▶ _Data lines_:
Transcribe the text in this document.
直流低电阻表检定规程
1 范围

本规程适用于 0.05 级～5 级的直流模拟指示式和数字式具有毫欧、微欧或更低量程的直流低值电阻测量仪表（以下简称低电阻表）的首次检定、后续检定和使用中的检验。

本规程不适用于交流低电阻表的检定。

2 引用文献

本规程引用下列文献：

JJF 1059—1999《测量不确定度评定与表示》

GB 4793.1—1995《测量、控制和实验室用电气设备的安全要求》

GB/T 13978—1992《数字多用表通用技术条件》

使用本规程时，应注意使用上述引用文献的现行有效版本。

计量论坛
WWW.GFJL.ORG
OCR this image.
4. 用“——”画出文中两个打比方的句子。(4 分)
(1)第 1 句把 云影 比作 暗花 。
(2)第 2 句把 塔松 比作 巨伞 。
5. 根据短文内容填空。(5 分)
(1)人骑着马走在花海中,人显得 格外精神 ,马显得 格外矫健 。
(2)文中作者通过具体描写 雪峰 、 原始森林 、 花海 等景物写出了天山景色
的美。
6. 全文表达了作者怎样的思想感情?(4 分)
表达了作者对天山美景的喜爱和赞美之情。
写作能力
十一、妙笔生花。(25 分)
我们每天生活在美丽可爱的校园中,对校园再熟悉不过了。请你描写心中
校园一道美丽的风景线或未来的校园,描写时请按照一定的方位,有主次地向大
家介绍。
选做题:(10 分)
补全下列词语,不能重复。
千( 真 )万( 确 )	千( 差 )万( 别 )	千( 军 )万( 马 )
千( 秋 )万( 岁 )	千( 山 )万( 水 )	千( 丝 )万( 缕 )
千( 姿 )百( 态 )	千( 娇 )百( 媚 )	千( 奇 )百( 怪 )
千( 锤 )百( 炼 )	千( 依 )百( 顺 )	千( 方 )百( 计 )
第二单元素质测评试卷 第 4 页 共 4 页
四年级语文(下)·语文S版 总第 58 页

▶ _Goal_: Everything from the line that contains "OCR this image." through the end of the records must be duplicated exactly, and nothing outside that range.

▶ _Solution for this exercise_:
OCR this image.
4. 用“——”画出文中两个打比方的句子。(4 分)
(1)第 1 句把 云影 比作 暗花 。
(2)第 2 句把 塔松 比作 巨伞 。
5. 根据短文内容填空。(5 分)
(1)人骑着马走在花海中,人显得 格外精神 ,马显得 格外矫健 。
(2)文中作者通过具体描写 雪峰 、 原始森林 、 花海 等景物写出了天山景色
的美。
6. 全文表达了作者怎样的思想感情?(4 分)
表达了作者对天山美景的喜爱和赞美之情。
写作能力
十一、妙笔生花。(25 分)
我们每天生活在美丽可爱的校园中,对校园再熟悉不过了。请你描写心中
校园一道美丽的风景线或未来的校园,描写时请按照一定的方位,有主次地向大
家介绍。
选做题:(10 分)
补全下列词语,不能重复。
千( 真 )万( 确 )	千( 差 )万( 别 )	千( 军 )万( 马 )
千( 秋 )万( 岁 )	千( 山 )万( 水 )	千( 丝 )万( 缕 )
千( 姿 )百( 态 )	千( 娇 )百( 媚 )	千( 奇 )百( 怪 )
千( 锤 )百( 炼 )	千( 依 )百( 顺 )	千( 方 )百( 计 )
第二单元素质测评试卷 第 4 页 共 4 页
四年级语文(下)·语文S版 总第 58 页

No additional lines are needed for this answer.